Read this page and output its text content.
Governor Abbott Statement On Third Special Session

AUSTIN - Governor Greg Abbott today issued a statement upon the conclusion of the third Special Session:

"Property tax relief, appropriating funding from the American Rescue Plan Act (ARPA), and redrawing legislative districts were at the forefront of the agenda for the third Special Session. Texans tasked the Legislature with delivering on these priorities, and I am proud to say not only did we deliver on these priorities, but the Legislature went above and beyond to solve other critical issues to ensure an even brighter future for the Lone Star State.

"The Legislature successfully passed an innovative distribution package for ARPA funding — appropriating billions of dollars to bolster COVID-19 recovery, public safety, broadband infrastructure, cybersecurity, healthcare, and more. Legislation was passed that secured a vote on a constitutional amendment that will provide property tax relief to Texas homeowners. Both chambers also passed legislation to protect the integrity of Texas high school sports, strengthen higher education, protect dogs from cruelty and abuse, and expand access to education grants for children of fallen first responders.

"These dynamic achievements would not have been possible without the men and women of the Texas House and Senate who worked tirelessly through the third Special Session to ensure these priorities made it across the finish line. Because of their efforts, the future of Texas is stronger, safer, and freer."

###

◆ **Task prompt**: Each line above that holds the string "Abbott" should be copied and shown.

◆ **Solution below**:
Governor Abbott Statement On Third Special Session
AUSTIN - Governor Greg Abbott today issued a statement upon the conclusion of the third Special Session:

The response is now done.